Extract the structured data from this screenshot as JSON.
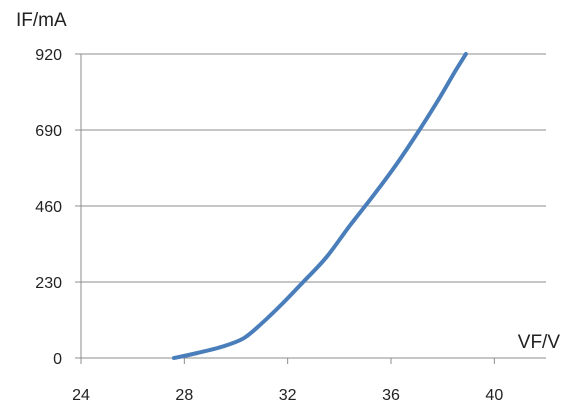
{
  "chart_data": {
    "type": "line",
    "title": "",
    "xlabel": "VF/V",
    "ylabel": "IF/mA",
    "xlim": [
      24,
      42
    ],
    "ylim": [
      0,
      920
    ],
    "x_ticks": [
      24,
      28,
      32,
      36,
      40
    ],
    "y_ticks": [
      0,
      230,
      460,
      690,
      920
    ],
    "x_tick_labels": [
      "24",
      "28",
      "32",
      "36",
      "40"
    ],
    "y_tick_labels": [
      "0",
      "230",
      "460",
      "690",
      "920"
    ],
    "grid": "horizontal",
    "colors": {
      "line": "#4a7ebb",
      "grid": "#8c8c8c",
      "axis": "#8c8c8c"
    },
    "series": [
      {
        "x": [
          27.6,
          28.5,
          29.5,
          30.3,
          31.0,
          31.8,
          32.6,
          33.5,
          34.4,
          35.3,
          36.2,
          37.1,
          37.9,
          38.5,
          38.9
        ],
        "y": [
          0,
          15,
          35,
          60,
          105,
          165,
          230,
          305,
          400,
          490,
          585,
          690,
          790,
          870,
          920
        ]
      }
    ]
  }
}
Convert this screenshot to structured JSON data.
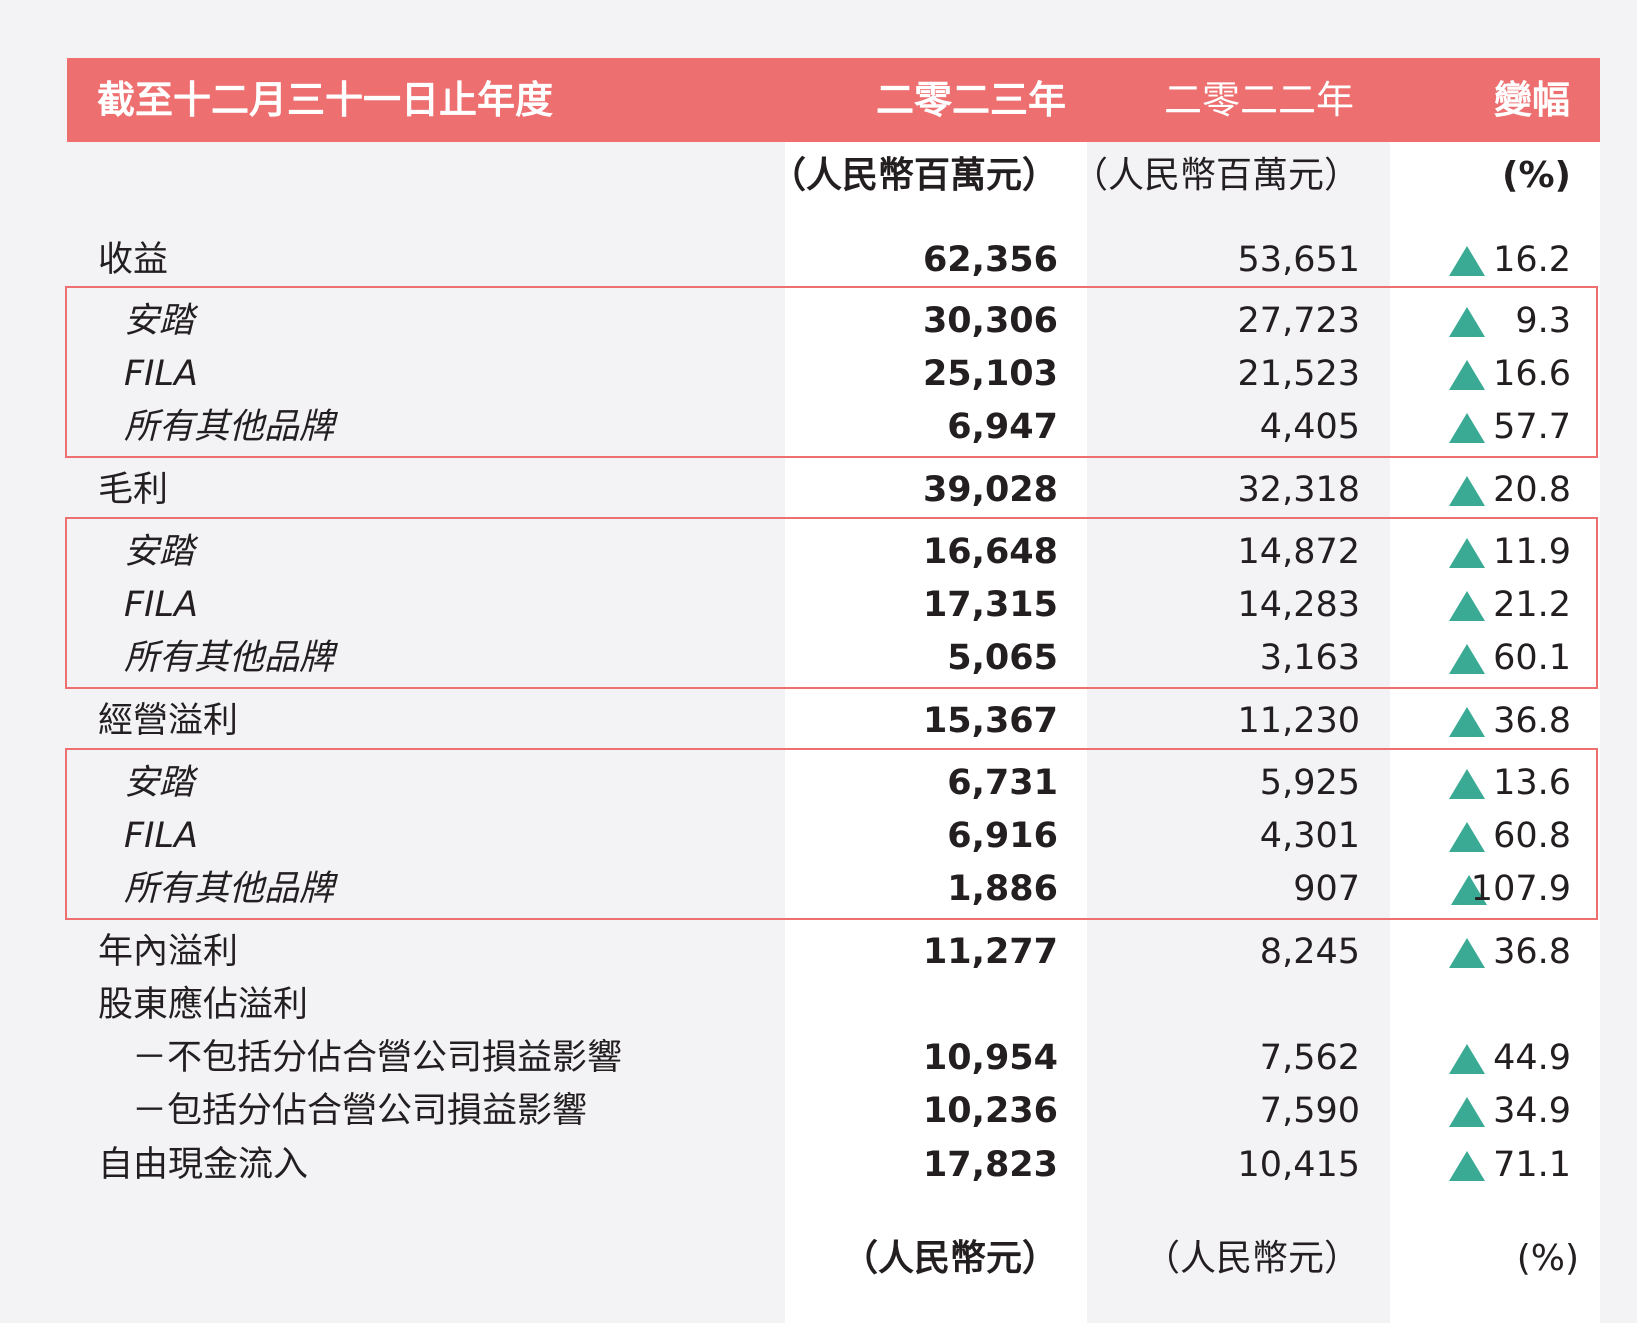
___
Problem details:
Find and copy each line above that includes the string "structured".

The response:
Extract the structured data from this screenshot as JSON.
Convert this screenshot to structured JSON data.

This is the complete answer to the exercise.